__Aim of the task__. Skip the pictures and repeat each line of the data exactly.

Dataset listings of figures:
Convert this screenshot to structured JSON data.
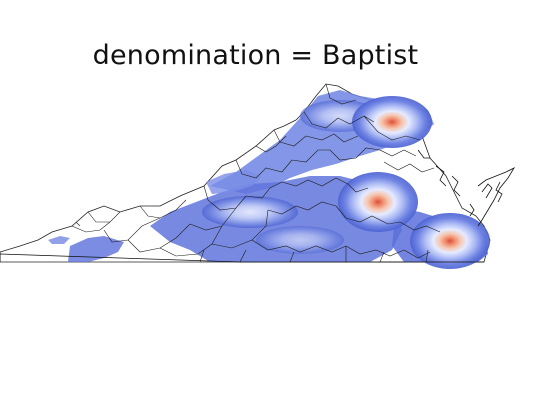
{
  "title": "denomination = Baptist",
  "chart_data": {
    "type": "heatmap",
    "title": "denomination = Baptist",
    "xlabel": "",
    "ylabel": "",
    "grid": false,
    "legend": false,
    "colormap": "coolwarm",
    "colors": {
      "low": "#4a5fd0",
      "mid": "#e7ebff",
      "high": "#e0623e",
      "border": "#111111"
    }
  }
}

__Reply to the exercise__.
Convert this screenshot to structured JSON data.
{
  "title": "denomination = Baptist",
  "chart_data": {
    "type": "heatmap",
    "title": "denomination = Baptist",
    "xlabel": "",
    "ylabel": "",
    "grid": false,
    "legend": false,
    "colormap": "coolwarm",
    "colors": {
      "low": "#4a5fd0",
      "mid": "#e7ebff",
      "high": "#e0623e",
      "border": "#111111"
    }
  }
}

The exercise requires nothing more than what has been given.